─── Given records ───
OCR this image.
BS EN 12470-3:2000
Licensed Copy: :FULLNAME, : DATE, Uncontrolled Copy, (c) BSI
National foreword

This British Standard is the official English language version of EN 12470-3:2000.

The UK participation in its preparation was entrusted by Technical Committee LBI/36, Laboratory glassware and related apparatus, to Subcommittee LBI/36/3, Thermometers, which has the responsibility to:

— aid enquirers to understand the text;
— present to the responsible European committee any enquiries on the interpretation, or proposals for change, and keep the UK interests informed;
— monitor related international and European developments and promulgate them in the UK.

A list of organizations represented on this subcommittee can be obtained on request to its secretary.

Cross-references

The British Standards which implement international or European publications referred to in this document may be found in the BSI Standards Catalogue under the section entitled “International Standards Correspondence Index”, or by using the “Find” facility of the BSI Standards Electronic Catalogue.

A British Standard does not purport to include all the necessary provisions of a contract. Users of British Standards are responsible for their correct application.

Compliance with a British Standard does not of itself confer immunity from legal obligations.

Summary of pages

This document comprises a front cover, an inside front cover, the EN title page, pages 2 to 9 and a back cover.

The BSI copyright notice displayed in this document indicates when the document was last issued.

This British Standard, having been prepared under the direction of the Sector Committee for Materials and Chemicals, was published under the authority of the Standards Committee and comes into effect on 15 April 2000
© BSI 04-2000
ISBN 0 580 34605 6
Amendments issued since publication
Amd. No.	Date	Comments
───
**Objective:**
Pull out every line in the material above where "does" occurs.

**Response to the task:**
A British Standard does not purport to include all the necessary provisions of a contract. Users of British Standards are responsible for their correct application.
Compliance with a British Standard does not of itself confer immunity from legal obligations.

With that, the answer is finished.